O bandido atira contra a câmera que o captura e nós, espectadores, desde 1903, com O Grande roubo de trem 1, somos alvos do bang bang do cinema.
Em Histoire (s) du cinéma, Jean-Luc Godard repete, na forma de texto gráfico visual e na voz off, Histoire avec un s, História com s. Vemos, então, as histórias do cinema nas batalhas e guerras do século XX. O cineasta resume a história do cinema americano como a girl and a gun. A girl and a gun, Godard repete ao longo do filme. A fórmula de Hollywood decomposta na montagem do autor que, para frente e para trás, movimenta a moviola e seu ruído. Montagem, assemblage, colagem, mistura não apenas do cinema e sua história, mas de seus continentes, europeu e americano, em cruzamentos, disputas, intrigas: a história do cinema como gênero cinematográfico. O cinema, seus heróis e covardes, suas divas e vítimas. Histoire avec un s.
Em 1991, Jean Baudrillard escreveu, em La guerre du golf n’a pas eu lieu, publicado no jornal Libération:
O drama real, a guerra real, não temos nem mais o gosto, nem a necessidade. O que precisamos é o sabor afrodisíaco da multiplicação do falso, da alucinação da violência, o que obtemos de todo prazer alucinógeno, que é também o prazer, como na droga, da nossa indiferença e da nossa irresponsabilidade, portanto da nossa verdadeira liberdade”. Para concluir: “É a forma suprema da democracia. 2
Este texto poderia ser uma critica aos filmes de Quentin Tarantino. Edição de imagens de naturezas distintas: fotografias, séries televisivas e animações em filmes que ultrapassam os acontecimentos em seus aspectos históricos, morais e éticos. O que fazer quando tudo já aconteceu? Refazer tudo em um movimento contemporâneo de eterno retorno. No caso do cinema americano, Tarantino gera um pastiche de violências do western ao filme noir, do burlesco à guerra mais visceral, onde os heróis afundam sem o alento da vitória. Uma outra nouvelle vague, um outro neo-realismo, na total desrealização do jogo americano do culto ao herói. Não existem heróis, só bandidos, não existe a paz, só a guerra, a pior de todas, aquela de todos os dias, aquela que nos torna indiferentes ao sangue, ao suor e as lágrimas.
Na exposição Bang, de Ana Vitória Mussi, três paredes abrigam quatro projeções que se tocam e funcionam para dentro e para fora, no deslizar do movimento parado, no entrecruzar das formas e ritmos que combinam as imagens que passam como em um filme. Um filme contrastado pelas fotografias que fixam o que mostra a televisão da artista, para ela, uma janela para os acontecimentos em versões que se materializam e desmaterializam no tempo do click da câmera que opera.
A instalação-filme Bang transcende a relação entre a artista e a curadora. Juntas na edição de imagens, orquestrando a um só tempo a guerra que se pacifica no olhar, elas nos paralisam nos batimentos fotográficos precisos como os alvos a serem atingidos. Olhar que, aos poucos, entra em sincronia com o sublime das imagens que mostram, nas palavras de Jean Baudrillard, um real sem origem nem realidade, porque tudo é cinema.

## Registros de caixas rotuladas
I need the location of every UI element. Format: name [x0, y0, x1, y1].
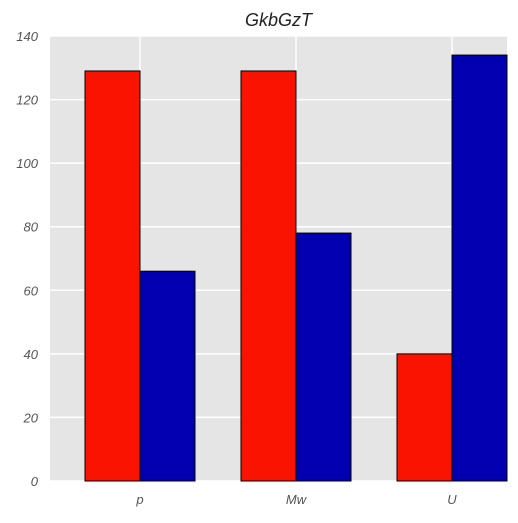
- y-tick-label: 140: [16, 29, 38, 44]
- bar-series-2-U: [451, 54, 508, 482]
- y-axis-ticks: 0 20 40 60 80 100 120 140: [16, 29, 38, 489]
- y-tick-label: 60: [24, 283, 39, 298]
- y-tick-label: 40: [24, 347, 39, 362]
- bar-series-2-p: [139, 270, 196, 482]
- y-tick-label: 120: [16, 93, 38, 108]
- bar-series-1-Mw: [240, 70, 297, 482]
- bars: [84, 54, 508, 482]
- bar-series-1-U: [396, 353, 453, 482]
- chart-title: GkbGzT: [245, 10, 314, 30]
- x-axis-ticks: p Mw U: [135, 492, 457, 507]
- x-tick-label: Mw: [286, 492, 308, 507]
- x-tick-label: U: [447, 492, 457, 507]
- y-tick-label: 0: [31, 474, 39, 489]
- y-tick-label: 100: [16, 156, 38, 171]
- x-tick-label: p: [135, 492, 143, 507]
- bar-series-1-p: [84, 70, 141, 482]
- bar-series-2-Mw: [295, 232, 352, 482]
- y-tick-label: 80: [24, 220, 39, 235]
- y-tick-label: 20: [23, 410, 39, 425]
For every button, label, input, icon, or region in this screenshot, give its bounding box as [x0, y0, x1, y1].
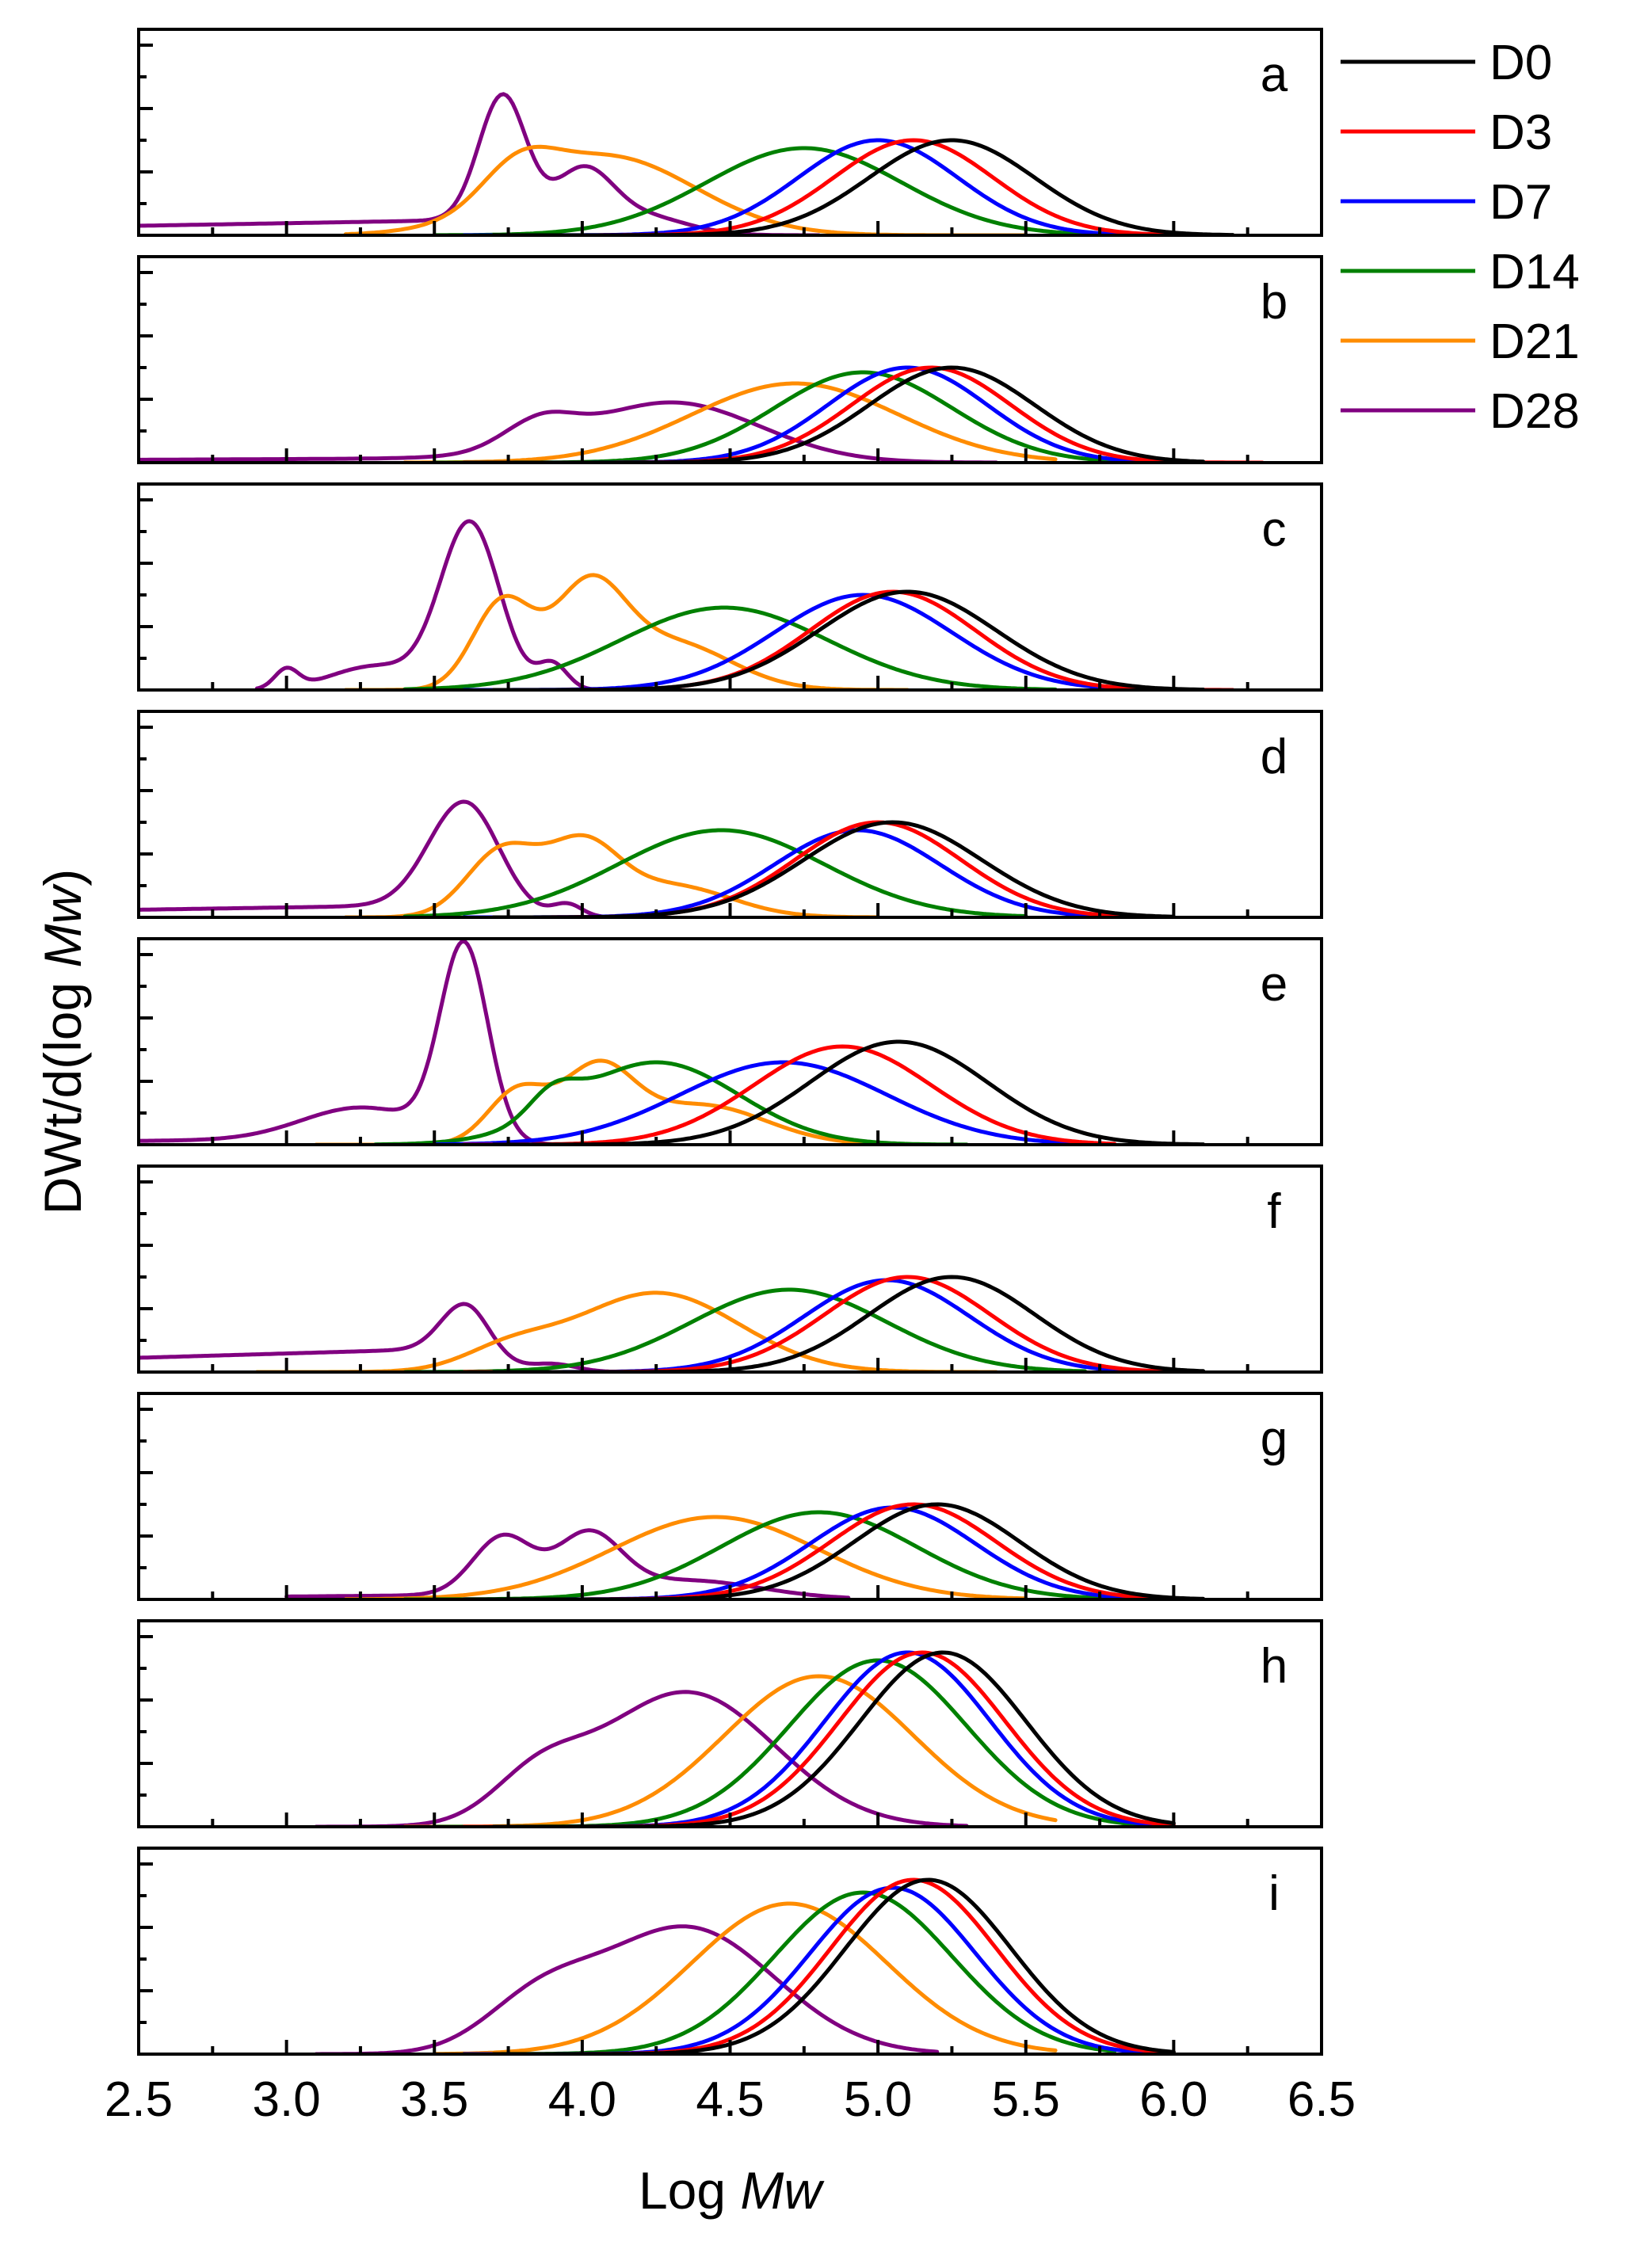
- series-line-d14-panel-c: [402, 605, 1058, 690]
- series-line-d3-panel-i: [491, 1877, 1176, 2054]
- panel-f: f: [137, 1164, 1323, 1374]
- series-line-d0-panel-b: [462, 365, 1206, 463]
- panel-label-c: c: [1262, 502, 1287, 557]
- series-line-d14-panel-e: [373, 1060, 969, 1145]
- y-axis-title-suffix: ): [33, 869, 92, 886]
- series-line-d7-panel-i: [462, 1885, 1146, 2054]
- panel-label-d: d: [1261, 730, 1287, 784]
- panel-g: g: [137, 1392, 1323, 1601]
- series-line-d28-panel-a: [139, 92, 821, 235]
- legend-label-d0: D0: [1490, 36, 1552, 90]
- panel-a: a: [137, 28, 1323, 237]
- series-line-d3-panel-c: [491, 589, 1235, 690]
- series-line-d21-panel-c: [343, 573, 910, 690]
- panel-label-i: i: [1268, 1866, 1280, 1921]
- series-line-d28-panel-g: [284, 1528, 851, 1599]
- series-line-d28-panel-c: [254, 519, 673, 690]
- x-tick-label: 4.0: [548, 2072, 616, 2127]
- panel-label-f: f: [1267, 1184, 1281, 1239]
- series-line-d21-panel-g: [343, 1515, 1028, 1599]
- series-group: [284, 1502, 1206, 1599]
- x-tick-labels: 2.5 3.0 3.5 4.0 4.5 5.0 5.5 6.0 6.5: [105, 2072, 1356, 2127]
- legend-label-d14: D14: [1490, 245, 1580, 299]
- series-line-d0-panel-g: [462, 1502, 1206, 1599]
- panel-label-a: a: [1261, 48, 1288, 102]
- series-group: [314, 1650, 1176, 1827]
- series-group: [139, 365, 1265, 463]
- series-line-d3-panel-f: [462, 1275, 1206, 1372]
- x-tick-label: 6.5: [1287, 2072, 1356, 2127]
- series-line-d3-panel-b: [462, 365, 1265, 463]
- series-line-d3-panel-g: [462, 1502, 1206, 1599]
- series-group: [314, 1877, 1176, 2054]
- series-line-d21-panel-h: [402, 1674, 1058, 1827]
- x-tick-label: 5.5: [992, 2072, 1060, 2127]
- series-group: [139, 799, 1176, 917]
- panel-h: h: [137, 1619, 1323, 1828]
- panel-c: c: [137, 482, 1323, 692]
- panels: a b c d e f g h i: [137, 28, 1323, 2056]
- panel-label-e: e: [1261, 957, 1287, 1012]
- y-axis-title: DWt/d(log Mw): [33, 869, 92, 1214]
- x-tick-label: 3.0: [253, 2072, 321, 2127]
- panel-i: i: [137, 1847, 1323, 2056]
- legend: D0 D3 D7 D14 D21 D28: [1341, 36, 1580, 439]
- y-axis-title-italic: Mw: [33, 882, 92, 967]
- plot-frame: [137, 1847, 1323, 2056]
- series-line-d28-panel-f: [139, 1302, 614, 1372]
- series-group: [139, 939, 1206, 1145]
- plot-frame: [137, 1164, 1323, 1374]
- series-line-d21-panel-i: [432, 1901, 1058, 2054]
- series-line-d14-panel-d: [402, 828, 1028, 917]
- panel-label-g: g: [1261, 1412, 1287, 1466]
- panel-label-h: h: [1261, 1639, 1287, 1694]
- legend-label-d21: D21: [1490, 314, 1580, 369]
- x-tick-label: 6.0: [1139, 2072, 1207, 2127]
- x-axis-title-italic: Mw: [740, 2161, 825, 2220]
- x-axis-title-prefix: Log: [639, 2161, 740, 2220]
- legend-label-d28: D28: [1490, 384, 1580, 439]
- panel-b: b: [137, 255, 1323, 464]
- x-tick-label: 2.5: [105, 2072, 173, 2127]
- legend-label-d3: D3: [1490, 105, 1552, 160]
- series-line-d28-panel-i: [314, 1924, 940, 2054]
- x-tick-label: 5.0: [844, 2072, 912, 2127]
- series-group: [139, 92, 1235, 235]
- series-line-d28-panel-h: [314, 1690, 969, 1827]
- series-group: [139, 1275, 1206, 1372]
- x-axis-title: Log Mw: [639, 2161, 825, 2220]
- x-tick-label: 3.5: [400, 2072, 468, 2127]
- plot-frame: [137, 1619, 1323, 1828]
- series-line-d7-panel-b: [462, 365, 1176, 463]
- x-tick-label: 4.5: [696, 2072, 764, 2127]
- series-line-d0-panel-f: [491, 1275, 1206, 1372]
- series-line-d14-panel-a: [432, 146, 1117, 235]
- panel-d: d: [137, 710, 1323, 919]
- series-line-d0-panel-a: [491, 138, 1235, 235]
- series-line-d28-panel-e: [139, 939, 614, 1145]
- panel-e: e: [137, 937, 1323, 1146]
- series-group: [254, 519, 1235, 690]
- series-line-d7-panel-g: [462, 1505, 1206, 1599]
- plot-frame: [137, 710, 1323, 919]
- plot-frame: [137, 1392, 1323, 1601]
- series-line-d7-panel-e: [432, 1060, 1087, 1145]
- y-axis-title-prefix: DWt/d(log: [33, 967, 92, 1214]
- legend-label-d7: D7: [1490, 175, 1552, 230]
- series-line-d28-panel-b: [139, 400, 998, 463]
- panel-label-b: b: [1261, 275, 1287, 330]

## TAREFAS A REALIZAR
**1.** Atualize o texto sobre cinema em tudo o que vai de "Na exposição Bang, de" até "tudo é cinema.", substituindo "televisão" por "tela".
**2.** Liste todas as pessoas mencionadas pelo nome no texto sobre cinema.

## RESPOSTAS DO EXERCÍCIO
**1.**
Na exposição Bang, de Ana Vitória Mussi, três paredes abrigam quatro projeções que se tocam e funcionam para dentro e para fora, no deslizar do movimento parado, no entrecruzar das formas e ritmos que combinam as imagens que passam como em um filme. Um filme contrastado pelas fotografias que fixam o que mostra a tela da artista, para ela, uma janela para os acontecimentos em versões que se materializam e desmaterializam no tempo do click da câmera que opera.
A instalação-filme Bang transcende a relação entre a artista e a curadora. Juntas na edição de imagens, orquestrando a um só tempo a guerra que se pacifica no olhar, elas nos paralisam nos batimentos fotográficos precisos como os alvos a serem atingidos. Olhar que, aos poucos, entra em sincronia com o sublime das imagens que mostram, nas palavras de Jean Baudrillard, um real sem origem nem realidade, porque tudo é cinema.

**2.**
Jean-Luc Godard
Jean Baudrillard
Quentin Tarantino
Ana Vitória Mussi